→ **WHAT IS REQUIRED**:
Filter the listing down to the lines containing the word "teams".

::::::::

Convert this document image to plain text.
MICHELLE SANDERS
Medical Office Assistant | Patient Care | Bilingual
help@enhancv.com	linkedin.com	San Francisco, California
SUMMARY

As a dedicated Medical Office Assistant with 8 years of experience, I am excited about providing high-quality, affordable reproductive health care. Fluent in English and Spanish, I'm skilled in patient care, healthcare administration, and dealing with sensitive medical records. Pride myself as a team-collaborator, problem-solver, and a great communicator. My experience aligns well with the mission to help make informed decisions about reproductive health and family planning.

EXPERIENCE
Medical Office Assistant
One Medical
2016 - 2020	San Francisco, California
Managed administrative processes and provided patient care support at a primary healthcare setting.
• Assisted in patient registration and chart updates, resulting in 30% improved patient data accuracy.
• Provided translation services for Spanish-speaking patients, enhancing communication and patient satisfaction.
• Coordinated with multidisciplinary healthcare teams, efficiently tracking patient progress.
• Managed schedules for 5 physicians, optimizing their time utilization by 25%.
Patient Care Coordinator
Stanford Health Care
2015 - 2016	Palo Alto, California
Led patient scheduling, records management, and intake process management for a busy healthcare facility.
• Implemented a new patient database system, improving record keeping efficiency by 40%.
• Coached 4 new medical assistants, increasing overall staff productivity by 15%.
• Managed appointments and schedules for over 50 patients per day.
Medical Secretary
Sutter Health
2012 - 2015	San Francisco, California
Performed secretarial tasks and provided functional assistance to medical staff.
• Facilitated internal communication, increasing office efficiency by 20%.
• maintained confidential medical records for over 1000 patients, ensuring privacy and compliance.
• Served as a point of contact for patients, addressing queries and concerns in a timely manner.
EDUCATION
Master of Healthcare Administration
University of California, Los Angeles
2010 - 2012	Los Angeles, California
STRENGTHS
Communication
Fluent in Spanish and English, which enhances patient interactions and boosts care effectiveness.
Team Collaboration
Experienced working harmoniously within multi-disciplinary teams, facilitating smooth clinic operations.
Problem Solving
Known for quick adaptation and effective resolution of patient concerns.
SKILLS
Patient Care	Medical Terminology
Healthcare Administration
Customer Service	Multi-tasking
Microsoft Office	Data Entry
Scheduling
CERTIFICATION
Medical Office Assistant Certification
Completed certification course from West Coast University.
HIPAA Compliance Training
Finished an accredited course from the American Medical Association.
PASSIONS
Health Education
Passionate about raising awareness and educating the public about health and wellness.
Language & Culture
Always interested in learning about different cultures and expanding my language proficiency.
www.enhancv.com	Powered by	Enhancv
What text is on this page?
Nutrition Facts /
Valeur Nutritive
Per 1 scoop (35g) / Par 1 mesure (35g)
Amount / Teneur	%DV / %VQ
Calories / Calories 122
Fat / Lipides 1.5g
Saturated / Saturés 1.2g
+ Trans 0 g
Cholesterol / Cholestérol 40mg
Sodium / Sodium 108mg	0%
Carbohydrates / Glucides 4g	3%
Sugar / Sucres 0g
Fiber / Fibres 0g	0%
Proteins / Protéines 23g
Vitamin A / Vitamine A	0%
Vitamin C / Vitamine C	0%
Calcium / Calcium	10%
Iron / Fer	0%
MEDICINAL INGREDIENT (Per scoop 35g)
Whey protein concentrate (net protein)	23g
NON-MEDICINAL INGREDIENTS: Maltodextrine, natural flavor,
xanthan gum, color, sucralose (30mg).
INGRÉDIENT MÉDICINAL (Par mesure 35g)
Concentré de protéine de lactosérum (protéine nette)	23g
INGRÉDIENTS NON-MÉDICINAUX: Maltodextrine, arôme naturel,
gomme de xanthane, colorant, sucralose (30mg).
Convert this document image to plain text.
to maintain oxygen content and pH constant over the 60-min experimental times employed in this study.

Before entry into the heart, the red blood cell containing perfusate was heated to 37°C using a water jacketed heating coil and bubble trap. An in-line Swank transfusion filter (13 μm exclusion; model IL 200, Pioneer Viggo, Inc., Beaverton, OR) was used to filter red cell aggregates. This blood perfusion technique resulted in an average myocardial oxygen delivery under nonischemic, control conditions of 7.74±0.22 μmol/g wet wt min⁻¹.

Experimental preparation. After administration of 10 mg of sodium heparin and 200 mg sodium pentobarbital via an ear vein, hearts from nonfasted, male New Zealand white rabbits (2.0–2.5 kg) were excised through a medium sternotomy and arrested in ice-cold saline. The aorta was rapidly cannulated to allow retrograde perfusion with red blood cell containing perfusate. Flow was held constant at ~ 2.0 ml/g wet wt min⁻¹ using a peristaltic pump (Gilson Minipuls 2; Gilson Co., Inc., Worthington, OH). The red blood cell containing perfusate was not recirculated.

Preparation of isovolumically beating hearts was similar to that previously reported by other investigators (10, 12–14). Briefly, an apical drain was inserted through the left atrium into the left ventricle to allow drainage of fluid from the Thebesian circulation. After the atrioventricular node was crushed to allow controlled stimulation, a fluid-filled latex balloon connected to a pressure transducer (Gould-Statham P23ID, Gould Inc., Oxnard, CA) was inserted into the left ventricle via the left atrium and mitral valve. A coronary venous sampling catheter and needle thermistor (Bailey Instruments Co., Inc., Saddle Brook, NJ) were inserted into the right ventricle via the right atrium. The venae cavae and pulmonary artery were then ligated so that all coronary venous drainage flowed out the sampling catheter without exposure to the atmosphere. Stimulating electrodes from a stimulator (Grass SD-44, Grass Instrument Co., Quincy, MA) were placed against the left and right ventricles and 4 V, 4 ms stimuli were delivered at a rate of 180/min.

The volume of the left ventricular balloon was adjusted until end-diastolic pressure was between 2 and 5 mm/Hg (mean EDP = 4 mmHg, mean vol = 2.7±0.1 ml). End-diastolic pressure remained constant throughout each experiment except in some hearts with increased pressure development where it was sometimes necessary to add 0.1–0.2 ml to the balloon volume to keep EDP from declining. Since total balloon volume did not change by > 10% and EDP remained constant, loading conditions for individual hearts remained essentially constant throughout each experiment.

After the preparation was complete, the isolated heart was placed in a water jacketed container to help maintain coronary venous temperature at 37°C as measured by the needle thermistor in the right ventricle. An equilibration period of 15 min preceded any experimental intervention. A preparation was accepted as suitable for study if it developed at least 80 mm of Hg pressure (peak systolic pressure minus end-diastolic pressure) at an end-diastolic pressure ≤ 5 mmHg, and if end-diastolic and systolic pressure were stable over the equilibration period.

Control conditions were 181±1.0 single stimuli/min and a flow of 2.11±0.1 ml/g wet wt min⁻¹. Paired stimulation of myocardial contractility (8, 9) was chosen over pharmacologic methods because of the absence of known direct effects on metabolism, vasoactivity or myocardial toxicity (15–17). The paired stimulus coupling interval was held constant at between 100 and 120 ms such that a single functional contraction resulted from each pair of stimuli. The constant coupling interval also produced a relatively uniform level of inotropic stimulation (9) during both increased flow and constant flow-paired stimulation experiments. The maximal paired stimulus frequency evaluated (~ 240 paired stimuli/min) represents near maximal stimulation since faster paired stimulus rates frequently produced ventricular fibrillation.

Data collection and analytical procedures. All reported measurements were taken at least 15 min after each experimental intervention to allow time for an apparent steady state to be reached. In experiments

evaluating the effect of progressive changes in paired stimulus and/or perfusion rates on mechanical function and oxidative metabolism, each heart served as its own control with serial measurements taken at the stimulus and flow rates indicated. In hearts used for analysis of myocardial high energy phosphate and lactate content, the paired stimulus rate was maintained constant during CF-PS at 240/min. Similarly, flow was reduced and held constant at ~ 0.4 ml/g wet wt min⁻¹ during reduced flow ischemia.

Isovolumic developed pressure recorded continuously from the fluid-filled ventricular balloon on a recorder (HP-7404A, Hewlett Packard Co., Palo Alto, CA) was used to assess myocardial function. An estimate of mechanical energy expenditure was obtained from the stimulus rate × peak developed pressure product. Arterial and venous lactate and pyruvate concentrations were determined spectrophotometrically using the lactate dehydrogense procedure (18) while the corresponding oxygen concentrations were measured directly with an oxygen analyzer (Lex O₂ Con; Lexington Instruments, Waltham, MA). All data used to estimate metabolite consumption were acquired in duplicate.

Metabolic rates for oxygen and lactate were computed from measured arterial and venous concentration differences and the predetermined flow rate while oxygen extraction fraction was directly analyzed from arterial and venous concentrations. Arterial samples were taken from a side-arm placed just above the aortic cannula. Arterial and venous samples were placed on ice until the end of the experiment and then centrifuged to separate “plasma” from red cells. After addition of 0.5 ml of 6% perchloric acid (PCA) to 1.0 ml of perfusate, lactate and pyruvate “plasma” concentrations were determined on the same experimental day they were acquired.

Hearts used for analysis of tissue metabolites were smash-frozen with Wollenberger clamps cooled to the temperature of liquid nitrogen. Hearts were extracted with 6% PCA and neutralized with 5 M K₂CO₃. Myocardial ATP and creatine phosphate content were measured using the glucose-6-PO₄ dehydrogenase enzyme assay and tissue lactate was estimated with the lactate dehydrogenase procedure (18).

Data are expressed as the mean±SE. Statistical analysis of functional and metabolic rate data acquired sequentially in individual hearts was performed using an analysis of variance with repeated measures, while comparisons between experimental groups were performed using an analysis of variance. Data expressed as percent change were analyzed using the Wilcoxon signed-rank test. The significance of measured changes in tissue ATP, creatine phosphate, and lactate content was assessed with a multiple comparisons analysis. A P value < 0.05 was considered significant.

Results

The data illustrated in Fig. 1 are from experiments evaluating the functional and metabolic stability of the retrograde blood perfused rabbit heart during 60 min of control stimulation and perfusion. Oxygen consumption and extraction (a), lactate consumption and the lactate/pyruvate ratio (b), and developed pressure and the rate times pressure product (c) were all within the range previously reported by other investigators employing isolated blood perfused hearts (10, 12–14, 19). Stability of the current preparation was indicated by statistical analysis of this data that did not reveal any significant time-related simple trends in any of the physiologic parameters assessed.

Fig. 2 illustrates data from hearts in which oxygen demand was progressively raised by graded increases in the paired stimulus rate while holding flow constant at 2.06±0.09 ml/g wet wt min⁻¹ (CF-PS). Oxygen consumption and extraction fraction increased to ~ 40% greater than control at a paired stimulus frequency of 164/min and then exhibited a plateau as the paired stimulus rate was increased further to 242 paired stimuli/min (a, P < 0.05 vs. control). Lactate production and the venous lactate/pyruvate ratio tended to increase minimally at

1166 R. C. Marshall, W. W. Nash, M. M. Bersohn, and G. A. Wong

::::::::

→ **TASK ANSWER**:
• Coordinated with multidisciplinary healthcare teams, efficiently tracking patient progress.
Experienced working harmoniously within multi-disciplinary teams, facilitating smooth clinic operations.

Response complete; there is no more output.